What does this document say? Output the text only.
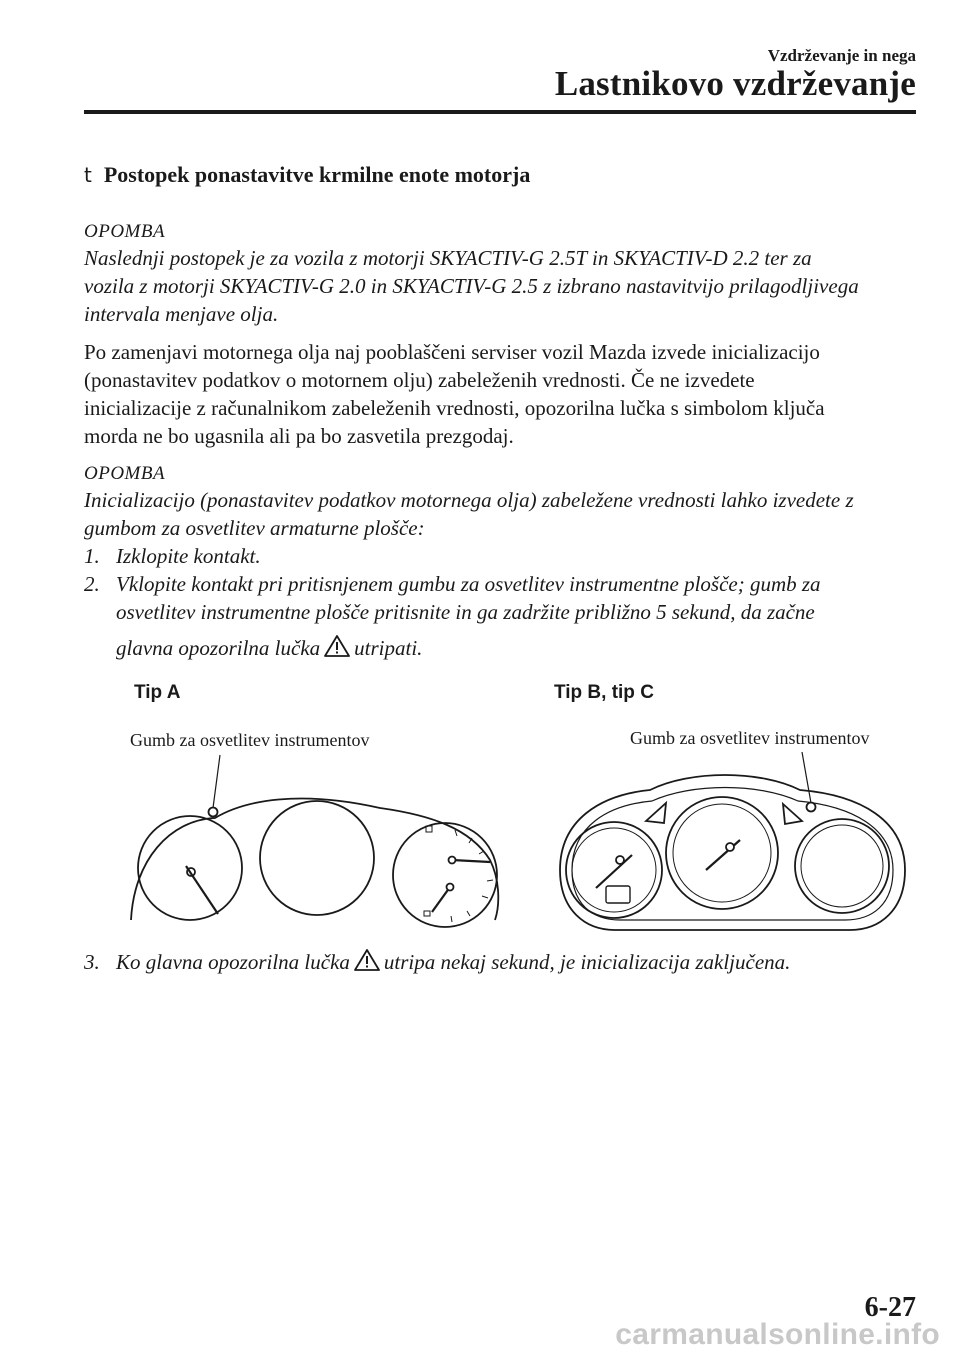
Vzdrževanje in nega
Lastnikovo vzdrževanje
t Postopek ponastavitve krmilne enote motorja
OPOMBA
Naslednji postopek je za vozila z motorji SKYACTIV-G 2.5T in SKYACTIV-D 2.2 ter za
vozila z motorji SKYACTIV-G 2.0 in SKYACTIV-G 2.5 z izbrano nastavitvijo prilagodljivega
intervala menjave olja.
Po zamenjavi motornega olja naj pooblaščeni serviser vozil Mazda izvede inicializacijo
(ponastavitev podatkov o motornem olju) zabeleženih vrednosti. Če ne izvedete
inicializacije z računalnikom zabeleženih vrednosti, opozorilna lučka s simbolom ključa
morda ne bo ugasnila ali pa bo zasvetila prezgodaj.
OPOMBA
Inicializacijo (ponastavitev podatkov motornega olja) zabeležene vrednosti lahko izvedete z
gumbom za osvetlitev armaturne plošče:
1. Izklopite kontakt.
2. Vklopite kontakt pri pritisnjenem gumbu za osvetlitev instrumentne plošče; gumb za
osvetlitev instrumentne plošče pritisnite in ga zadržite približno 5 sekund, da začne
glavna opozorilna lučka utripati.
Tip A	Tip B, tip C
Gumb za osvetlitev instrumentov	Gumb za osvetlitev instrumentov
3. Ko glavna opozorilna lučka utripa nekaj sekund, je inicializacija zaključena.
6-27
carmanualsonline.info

· · · · · · ·

Work required - Restate the entire listing word for word, excluding pictures.

Task response -
What does this document say? Output the text only.
Vzdrževanje in nega
Lastnikovo vzdrževanje
t Postopek ponastavitve krmilne enote motorja
OPOMBA
Naslednji postopek je za vozila z motorji SKYACTIV-G 2.5T in SKYACTIV-D 2.2 ter za
vozila z motorji SKYACTIV-G 2.0 in SKYACTIV-G 2.5 z izbrano nastavitvijo prilagodljivega
intervala menjave olja.
Po zamenjavi motornega olja naj pooblaščeni serviser vozil Mazda izvede inicializacijo
(ponastavitev podatkov o motornem olju) zabeleženih vrednosti. Če ne izvedete
inicializacije z računalnikom zabeleženih vrednosti, opozorilna lučka s simbolom ključa
morda ne bo ugasnila ali pa bo zasvetila prezgodaj.
OPOMBA
Inicializacijo (ponastavitev podatkov motornega olja) zabeležene vrednosti lahko izvedete z
gumbom za osvetlitev armaturne plošče:
1. Izklopite kontakt.
2. Vklopite kontakt pri pritisnjenem gumbu za osvetlitev instrumentne plošče; gumb za
osvetlitev instrumentne plošče pritisnite in ga zadržite približno 5 sekund, da začne
glavna opozorilna lučka utripati.
Tip A	Tip B, tip C
Gumb za osvetlitev instrumentov	Gumb za osvetlitev instrumentov
3. Ko glavna opozorilna lučka utripa nekaj sekund, je inicializacija zaključena.
6-27
carmanualsonline.info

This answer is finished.